* [TEXT FOR ANALYSIS]
---------------

Studio album by Sonny Stitt and Gene Ammons
- Released: 1962
- Recorded: February 18, 1962
- Genre: Jazz
- Length: 57:14
- Label: Verve

Sonny Stitt chronology
| Stitt Meets Brother Jack (1962) | Boss Tenors in Orbit! (1962) | Soul Summit (1962) |

Gene Ammons chronology
| Brother Jack Meets the Boss (1962) | Boss Tenors in Orbit! (1962) | Soul Summit (1962) |

= Boss Tenors in Orbit! =

Boss Tenors in Orbit! is a 1962 studio album by American jazz tenor saxophonists Sonny Stitt and Gene Ammons.

---------------

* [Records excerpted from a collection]
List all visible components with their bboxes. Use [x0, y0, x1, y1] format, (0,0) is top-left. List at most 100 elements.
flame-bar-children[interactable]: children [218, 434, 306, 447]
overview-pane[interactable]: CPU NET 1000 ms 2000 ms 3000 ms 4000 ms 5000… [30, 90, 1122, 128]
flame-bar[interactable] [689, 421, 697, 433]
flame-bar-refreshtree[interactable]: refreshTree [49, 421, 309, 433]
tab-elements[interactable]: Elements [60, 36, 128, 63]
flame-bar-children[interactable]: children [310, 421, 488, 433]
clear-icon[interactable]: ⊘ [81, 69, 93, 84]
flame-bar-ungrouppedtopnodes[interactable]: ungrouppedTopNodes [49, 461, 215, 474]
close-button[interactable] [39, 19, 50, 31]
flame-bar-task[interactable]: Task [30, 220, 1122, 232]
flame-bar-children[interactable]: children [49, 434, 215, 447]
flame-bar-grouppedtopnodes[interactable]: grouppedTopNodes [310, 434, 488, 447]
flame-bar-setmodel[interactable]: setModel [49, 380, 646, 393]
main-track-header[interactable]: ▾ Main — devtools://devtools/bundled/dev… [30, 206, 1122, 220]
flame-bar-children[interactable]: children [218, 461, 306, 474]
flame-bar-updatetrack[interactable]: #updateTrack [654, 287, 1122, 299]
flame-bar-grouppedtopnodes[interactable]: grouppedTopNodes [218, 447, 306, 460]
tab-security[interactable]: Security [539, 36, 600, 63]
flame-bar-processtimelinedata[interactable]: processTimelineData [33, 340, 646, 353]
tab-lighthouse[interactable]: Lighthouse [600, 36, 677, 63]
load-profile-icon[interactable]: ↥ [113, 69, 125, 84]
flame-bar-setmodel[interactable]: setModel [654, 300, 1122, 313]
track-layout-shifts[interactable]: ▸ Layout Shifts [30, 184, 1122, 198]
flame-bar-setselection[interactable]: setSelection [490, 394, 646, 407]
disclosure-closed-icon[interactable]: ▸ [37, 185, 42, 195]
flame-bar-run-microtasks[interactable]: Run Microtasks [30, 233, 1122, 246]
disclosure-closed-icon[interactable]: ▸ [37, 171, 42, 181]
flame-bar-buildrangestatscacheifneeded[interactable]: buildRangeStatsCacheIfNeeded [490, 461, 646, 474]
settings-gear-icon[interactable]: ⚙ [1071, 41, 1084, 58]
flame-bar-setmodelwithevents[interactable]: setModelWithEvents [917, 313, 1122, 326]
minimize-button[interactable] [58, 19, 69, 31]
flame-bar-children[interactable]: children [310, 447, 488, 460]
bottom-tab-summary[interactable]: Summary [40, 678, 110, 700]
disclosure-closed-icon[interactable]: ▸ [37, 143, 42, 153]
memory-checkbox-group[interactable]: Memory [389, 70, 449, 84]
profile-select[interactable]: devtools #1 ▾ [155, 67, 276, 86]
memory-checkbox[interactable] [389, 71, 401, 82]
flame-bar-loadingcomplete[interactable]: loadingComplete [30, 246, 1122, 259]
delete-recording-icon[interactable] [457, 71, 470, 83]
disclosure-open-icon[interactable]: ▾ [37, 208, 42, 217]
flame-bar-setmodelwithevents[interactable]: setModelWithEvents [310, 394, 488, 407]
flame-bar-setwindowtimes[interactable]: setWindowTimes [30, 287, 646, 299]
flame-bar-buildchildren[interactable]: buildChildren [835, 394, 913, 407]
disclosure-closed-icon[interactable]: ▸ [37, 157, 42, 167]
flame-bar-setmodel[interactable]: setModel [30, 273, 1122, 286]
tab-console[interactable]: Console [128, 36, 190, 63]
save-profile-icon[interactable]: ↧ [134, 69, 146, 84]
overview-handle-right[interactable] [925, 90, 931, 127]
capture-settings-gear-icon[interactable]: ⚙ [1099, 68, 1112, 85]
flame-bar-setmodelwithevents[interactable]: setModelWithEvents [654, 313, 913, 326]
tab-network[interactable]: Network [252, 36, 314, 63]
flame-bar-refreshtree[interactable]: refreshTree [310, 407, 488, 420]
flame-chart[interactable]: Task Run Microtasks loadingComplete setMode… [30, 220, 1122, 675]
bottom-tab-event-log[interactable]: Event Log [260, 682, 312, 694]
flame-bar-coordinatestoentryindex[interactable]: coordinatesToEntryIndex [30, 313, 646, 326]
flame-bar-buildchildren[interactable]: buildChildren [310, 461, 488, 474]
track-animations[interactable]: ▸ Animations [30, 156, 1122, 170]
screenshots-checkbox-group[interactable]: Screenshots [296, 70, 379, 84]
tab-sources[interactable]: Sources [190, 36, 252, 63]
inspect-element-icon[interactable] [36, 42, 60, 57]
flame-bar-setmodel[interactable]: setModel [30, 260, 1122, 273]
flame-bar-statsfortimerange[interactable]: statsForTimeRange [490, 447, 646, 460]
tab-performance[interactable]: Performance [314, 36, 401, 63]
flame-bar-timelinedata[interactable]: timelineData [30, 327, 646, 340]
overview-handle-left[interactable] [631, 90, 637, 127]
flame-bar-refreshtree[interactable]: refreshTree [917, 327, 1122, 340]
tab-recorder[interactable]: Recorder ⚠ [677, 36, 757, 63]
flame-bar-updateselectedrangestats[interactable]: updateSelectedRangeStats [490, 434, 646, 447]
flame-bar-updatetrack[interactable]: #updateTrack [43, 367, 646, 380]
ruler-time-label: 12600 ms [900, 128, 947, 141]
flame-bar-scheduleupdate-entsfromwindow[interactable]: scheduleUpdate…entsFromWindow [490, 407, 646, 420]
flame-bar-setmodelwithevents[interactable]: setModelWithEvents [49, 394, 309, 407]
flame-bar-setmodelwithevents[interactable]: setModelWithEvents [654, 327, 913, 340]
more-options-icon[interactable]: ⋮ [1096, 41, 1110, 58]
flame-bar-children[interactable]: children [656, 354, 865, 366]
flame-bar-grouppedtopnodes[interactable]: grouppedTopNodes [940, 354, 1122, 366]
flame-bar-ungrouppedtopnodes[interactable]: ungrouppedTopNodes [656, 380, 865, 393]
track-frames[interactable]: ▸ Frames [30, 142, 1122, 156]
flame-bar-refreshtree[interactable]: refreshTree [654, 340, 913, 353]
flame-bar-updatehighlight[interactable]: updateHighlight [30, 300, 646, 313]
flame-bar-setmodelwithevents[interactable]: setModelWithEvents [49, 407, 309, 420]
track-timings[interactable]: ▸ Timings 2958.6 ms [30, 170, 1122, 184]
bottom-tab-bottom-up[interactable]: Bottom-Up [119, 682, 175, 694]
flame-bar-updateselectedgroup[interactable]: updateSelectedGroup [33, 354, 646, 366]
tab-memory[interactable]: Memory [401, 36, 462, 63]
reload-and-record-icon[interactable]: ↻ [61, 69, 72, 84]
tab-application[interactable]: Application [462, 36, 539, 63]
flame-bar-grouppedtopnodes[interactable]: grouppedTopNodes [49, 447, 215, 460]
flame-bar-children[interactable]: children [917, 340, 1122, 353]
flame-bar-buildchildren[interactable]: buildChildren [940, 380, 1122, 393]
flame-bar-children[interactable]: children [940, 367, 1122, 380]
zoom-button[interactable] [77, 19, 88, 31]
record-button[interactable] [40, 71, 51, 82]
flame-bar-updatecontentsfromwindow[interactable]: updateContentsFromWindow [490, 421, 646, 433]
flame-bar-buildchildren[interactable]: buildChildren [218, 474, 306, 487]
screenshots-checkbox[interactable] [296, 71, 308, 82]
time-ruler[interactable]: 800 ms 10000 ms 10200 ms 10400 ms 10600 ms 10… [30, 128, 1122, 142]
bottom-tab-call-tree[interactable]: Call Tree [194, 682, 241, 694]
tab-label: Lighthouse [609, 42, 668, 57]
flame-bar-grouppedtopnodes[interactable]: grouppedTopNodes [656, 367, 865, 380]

---------------

* [WHAT THE TASK REQUIRES]
List each distinct album title named in the text about Boss Tenors in Orbit!, giving each title only once. These data were drawn from a separate source.

* [YOUR SOLUTION]
Stitt Meets Brother Jack
Boss Tenors in Orbit!
Soul Summit
Brother Jack Meets the Boss